#### Source data
+ + + + + + +

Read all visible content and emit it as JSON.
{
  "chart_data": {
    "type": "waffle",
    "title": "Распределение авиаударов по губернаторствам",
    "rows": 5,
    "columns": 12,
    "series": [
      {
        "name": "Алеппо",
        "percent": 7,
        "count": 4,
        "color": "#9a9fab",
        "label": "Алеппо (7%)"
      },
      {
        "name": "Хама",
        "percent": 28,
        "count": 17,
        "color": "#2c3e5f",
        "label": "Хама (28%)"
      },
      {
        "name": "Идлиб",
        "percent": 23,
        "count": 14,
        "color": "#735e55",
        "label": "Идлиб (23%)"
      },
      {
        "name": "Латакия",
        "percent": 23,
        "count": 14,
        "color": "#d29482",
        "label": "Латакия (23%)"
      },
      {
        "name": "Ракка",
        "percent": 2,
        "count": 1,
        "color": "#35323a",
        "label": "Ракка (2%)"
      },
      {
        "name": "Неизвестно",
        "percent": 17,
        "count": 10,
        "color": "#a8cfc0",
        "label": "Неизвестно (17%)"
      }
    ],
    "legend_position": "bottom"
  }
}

+ + + + + + +

#### WRITTEN INSTRUCTION
Copy out the whole listing exactly; please set it all down.

#### SOLUTION
Read all visible content and emit it as JSON.
{
  "chart_data": {
    "type": "waffle",
    "title": "Распределение авиаударов по губернаторствам",
    "rows": 5,
    "columns": 12,
    "series": [
      {
        "name": "Алеппо",
        "percent": 7,
        "count": 4,
        "color": "#9a9fab",
        "label": "Алеппо (7%)"
      },
      {
        "name": "Хама",
        "percent": 28,
        "count": 17,
        "color": "#2c3e5f",
        "label": "Хама (28%)"
      },
      {
        "name": "Идлиб",
        "percent": 23,
        "count": 14,
        "color": "#735e55",
        "label": "Идлиб (23%)"
      },
      {
        "name": "Латакия",
        "percent": 23,
        "count": 14,
        "color": "#d29482",
        "label": "Латакия (23%)"
      },
      {
        "name": "Ракка",
        "percent": 2,
        "count": 1,
        "color": "#35323a",
        "label": "Ракка (2%)"
      },
      {
        "name": "Неизвестно",
        "percent": 17,
        "count": 10,
        "color": "#a8cfc0",
        "label": "Неизвестно (17%)"
      }
    ],
    "legend_position": "bottom"
  }
}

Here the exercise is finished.